- _WHAT IS NEEDED_: Repeat exactly each line of the data provided below.

- _EXTRACTED ENTRIES_:
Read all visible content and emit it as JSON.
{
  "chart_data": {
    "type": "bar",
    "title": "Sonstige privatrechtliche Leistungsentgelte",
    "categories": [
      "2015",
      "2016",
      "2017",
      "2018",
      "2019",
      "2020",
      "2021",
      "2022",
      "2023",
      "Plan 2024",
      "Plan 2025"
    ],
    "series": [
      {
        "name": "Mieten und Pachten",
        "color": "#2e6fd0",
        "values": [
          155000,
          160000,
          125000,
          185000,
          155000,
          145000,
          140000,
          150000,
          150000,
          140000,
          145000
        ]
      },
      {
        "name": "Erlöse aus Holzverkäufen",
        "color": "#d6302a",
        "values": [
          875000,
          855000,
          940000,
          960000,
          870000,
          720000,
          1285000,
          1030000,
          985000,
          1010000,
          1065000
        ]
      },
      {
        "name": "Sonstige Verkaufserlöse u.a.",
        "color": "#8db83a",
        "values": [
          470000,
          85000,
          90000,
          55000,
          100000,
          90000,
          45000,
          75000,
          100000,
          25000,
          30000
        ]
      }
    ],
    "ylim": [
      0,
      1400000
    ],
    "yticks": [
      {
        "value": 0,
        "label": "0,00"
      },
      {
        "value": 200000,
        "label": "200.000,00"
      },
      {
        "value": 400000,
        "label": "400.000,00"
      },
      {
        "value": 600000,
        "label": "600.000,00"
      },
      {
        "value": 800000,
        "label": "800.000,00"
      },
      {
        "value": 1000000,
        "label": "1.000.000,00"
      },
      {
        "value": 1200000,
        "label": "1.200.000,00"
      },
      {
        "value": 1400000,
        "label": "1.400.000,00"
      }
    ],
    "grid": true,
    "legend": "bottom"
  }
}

- _RESPONSE TO THE EXERCISE_:
Read all visible content and emit it as JSON.
{
  "chart_data": {
    "type": "bar",
    "title": "Sonstige privatrechtliche Leistungsentgelte",
    "categories": [
      "2015",
      "2016",
      "2017",
      "2018",
      "2019",
      "2020",
      "2021",
      "2022",
      "2023",
      "Plan 2024",
      "Plan 2025"
    ],
    "series": [
      {
        "name": "Mieten und Pachten",
        "color": "#2e6fd0",
        "values": [
          155000,
          160000,
          125000,
          185000,
          155000,
          145000,
          140000,
          150000,
          150000,
          140000,
          145000
        ]
      },
      {
        "name": "Erlöse aus Holzverkäufen",
        "color": "#d6302a",
        "values": [
          875000,
          855000,
          940000,
          960000,
          870000,
          720000,
          1285000,
          1030000,
          985000,
          1010000,
          1065000
        ]
      },
      {
        "name": "Sonstige Verkaufserlöse u.a.",
        "color": "#8db83a",
        "values": [
          470000,
          85000,
          90000,
          55000,
          100000,
          90000,
          45000,
          75000,
          100000,
          25000,
          30000
        ]
      }
    ],
    "ylim": [
      0,
      1400000
    ],
    "yticks": [
      {
        "value": 0,
        "label": "0,00"
      },
      {
        "value": 200000,
        "label": "200.000,00"
      },
      {
        "value": 400000,
        "label": "400.000,00"
      },
      {
        "value": 600000,
        "label": "600.000,00"
      },
      {
        "value": 800000,
        "label": "800.000,00"
      },
      {
        "value": 1000000,
        "label": "1.000.000,00"
      },
      {
        "value": 1200000,
        "label": "1.200.000,00"
      },
      {
        "value": 1400000,
        "label": "1.400.000,00"
      }
    ],
    "grid": true,
    "legend": "bottom"
  }
}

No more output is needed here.